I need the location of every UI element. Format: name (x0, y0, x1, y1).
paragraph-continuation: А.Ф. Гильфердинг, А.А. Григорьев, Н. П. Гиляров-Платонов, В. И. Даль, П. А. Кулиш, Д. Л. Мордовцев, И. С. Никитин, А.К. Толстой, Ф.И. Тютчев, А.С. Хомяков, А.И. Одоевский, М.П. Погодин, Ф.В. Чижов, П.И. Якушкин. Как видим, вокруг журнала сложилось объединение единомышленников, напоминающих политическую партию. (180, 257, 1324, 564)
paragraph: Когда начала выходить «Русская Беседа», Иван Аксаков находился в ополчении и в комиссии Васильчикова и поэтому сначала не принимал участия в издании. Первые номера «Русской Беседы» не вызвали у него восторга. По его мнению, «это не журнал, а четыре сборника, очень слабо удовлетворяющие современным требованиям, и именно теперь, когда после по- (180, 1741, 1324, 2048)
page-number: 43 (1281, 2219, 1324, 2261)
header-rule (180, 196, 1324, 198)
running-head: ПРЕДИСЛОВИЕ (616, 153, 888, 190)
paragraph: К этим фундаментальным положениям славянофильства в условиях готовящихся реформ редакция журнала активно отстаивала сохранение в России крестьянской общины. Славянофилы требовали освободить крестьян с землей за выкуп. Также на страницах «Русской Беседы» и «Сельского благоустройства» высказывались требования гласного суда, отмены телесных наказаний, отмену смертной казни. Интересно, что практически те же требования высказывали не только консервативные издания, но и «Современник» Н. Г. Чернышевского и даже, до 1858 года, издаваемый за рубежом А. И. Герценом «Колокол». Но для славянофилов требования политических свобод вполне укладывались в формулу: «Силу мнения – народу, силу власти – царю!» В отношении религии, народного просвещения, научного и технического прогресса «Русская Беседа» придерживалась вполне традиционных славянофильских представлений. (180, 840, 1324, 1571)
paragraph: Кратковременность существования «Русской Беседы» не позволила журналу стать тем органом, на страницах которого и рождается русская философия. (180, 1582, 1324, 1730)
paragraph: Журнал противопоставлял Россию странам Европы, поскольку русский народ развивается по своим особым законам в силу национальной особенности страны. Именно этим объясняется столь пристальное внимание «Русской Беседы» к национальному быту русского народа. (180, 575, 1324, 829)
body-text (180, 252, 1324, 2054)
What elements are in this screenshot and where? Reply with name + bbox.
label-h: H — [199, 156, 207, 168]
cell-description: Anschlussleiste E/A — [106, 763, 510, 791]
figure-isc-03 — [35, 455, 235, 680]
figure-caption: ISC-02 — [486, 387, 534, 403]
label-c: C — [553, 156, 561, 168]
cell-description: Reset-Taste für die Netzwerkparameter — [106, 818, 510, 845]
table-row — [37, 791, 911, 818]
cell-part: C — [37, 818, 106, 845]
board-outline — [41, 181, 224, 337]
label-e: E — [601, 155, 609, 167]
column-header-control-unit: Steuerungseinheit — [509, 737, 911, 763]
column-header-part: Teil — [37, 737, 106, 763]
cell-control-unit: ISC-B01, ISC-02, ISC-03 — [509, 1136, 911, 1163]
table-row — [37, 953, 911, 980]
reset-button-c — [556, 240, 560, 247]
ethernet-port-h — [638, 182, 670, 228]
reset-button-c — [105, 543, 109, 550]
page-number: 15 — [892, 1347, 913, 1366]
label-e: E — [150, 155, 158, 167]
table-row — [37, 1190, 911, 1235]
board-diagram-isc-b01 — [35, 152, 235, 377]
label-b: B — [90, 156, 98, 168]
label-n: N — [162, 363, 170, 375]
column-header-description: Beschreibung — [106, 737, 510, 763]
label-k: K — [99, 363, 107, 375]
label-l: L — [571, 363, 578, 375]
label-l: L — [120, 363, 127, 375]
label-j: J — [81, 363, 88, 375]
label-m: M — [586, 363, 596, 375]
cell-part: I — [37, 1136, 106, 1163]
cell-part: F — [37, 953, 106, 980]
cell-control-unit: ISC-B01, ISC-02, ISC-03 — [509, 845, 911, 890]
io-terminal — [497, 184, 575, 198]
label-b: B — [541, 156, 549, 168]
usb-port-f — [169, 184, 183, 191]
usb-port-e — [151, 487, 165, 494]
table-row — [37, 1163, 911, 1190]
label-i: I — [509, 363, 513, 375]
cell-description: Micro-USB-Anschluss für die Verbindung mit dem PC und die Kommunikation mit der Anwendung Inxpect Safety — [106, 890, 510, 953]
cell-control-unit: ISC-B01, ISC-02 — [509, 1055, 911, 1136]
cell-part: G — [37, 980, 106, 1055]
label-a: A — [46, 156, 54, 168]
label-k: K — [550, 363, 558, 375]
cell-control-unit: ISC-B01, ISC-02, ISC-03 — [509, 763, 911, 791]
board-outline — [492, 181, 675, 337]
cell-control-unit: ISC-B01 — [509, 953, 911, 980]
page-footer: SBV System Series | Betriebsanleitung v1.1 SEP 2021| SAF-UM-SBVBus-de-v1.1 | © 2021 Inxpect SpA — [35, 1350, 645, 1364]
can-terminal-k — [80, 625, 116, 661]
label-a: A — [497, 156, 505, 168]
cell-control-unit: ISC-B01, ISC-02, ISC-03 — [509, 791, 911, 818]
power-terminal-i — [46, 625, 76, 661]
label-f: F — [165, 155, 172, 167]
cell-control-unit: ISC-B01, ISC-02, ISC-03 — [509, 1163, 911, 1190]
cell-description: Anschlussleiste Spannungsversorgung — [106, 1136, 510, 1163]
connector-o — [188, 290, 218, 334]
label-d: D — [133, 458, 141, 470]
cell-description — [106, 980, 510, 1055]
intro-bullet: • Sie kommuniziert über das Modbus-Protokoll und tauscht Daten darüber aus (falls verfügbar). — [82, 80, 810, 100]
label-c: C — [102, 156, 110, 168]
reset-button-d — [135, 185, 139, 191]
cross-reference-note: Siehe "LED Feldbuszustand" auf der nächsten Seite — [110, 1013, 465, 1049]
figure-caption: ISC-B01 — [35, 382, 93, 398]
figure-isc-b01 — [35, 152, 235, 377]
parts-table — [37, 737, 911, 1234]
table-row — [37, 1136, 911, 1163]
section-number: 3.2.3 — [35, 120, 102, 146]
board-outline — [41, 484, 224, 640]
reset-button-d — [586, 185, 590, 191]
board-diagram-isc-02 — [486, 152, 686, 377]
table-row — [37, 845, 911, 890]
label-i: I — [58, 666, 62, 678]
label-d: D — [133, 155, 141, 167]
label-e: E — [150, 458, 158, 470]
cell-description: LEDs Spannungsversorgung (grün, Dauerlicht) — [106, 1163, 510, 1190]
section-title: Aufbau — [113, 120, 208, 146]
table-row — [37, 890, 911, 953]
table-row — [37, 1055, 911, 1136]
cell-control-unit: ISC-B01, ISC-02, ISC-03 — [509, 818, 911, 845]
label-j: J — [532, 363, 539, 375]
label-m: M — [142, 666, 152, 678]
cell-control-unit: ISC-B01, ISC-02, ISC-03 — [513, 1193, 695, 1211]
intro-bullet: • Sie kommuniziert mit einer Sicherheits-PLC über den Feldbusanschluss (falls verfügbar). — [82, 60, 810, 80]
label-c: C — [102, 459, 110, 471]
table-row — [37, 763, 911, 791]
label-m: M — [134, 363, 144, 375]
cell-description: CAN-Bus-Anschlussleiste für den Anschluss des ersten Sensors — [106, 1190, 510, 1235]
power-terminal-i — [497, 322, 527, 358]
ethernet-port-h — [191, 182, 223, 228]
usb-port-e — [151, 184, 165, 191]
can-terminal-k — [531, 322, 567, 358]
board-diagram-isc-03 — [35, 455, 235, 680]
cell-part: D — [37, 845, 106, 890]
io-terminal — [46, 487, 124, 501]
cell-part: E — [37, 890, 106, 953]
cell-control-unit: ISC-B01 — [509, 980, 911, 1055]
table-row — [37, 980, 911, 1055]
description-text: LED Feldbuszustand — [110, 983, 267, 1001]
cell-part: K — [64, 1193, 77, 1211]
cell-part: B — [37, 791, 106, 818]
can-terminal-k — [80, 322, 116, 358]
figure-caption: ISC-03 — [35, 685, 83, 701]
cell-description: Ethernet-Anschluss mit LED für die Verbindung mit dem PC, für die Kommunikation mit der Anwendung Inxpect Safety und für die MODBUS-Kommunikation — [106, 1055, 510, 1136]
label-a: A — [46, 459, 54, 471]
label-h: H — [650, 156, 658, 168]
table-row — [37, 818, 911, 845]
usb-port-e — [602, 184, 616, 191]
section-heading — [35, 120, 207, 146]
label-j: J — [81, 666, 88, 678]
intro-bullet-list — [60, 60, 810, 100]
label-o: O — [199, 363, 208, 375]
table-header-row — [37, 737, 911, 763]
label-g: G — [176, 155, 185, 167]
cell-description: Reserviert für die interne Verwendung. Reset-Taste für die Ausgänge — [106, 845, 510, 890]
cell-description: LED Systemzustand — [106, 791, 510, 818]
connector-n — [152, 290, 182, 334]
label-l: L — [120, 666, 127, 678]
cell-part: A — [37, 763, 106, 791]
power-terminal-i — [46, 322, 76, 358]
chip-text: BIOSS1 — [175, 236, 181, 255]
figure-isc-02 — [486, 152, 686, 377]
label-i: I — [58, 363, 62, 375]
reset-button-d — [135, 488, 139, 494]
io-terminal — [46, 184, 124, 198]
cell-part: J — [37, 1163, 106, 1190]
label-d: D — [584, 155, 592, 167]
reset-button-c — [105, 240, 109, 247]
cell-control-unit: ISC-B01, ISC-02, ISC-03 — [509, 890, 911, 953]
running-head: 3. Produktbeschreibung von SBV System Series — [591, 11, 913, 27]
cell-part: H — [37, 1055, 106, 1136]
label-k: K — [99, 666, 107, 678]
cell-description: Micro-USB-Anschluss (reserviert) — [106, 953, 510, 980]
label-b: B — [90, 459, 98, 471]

==================================================

■ AIM OF THE EXERCISE ■
Please recast the records, from their start through the line containing "paragraph-continuation: А.Ф. Гильфердинг, А.А.", as a numbered list, leaving out blank lines.

■ RESPONSE FOR THIS EXERCISE ■
1. I need the location of every UI element. Format: name (x0, y0, x1, y1).
2. paragraph-continuation: А.Ф. Гильфердинг, А.А. Григорьев, Н. П. Гиляров-Платонов, В. И. Даль, П. А. Кулиш, Д. Л. Мордовцев, И. С. Никитин, А.К. Толстой, Ф.И. Тютчев, А.С. Хомяков, А.И. Одоевский, М.П. Погодин, Ф.В. Чижов, П.И. Якушкин. Как видим, вокруг журнала сложилось объединение единомышленников, напоминающих политическую партию. (180, 257, 1324, 564)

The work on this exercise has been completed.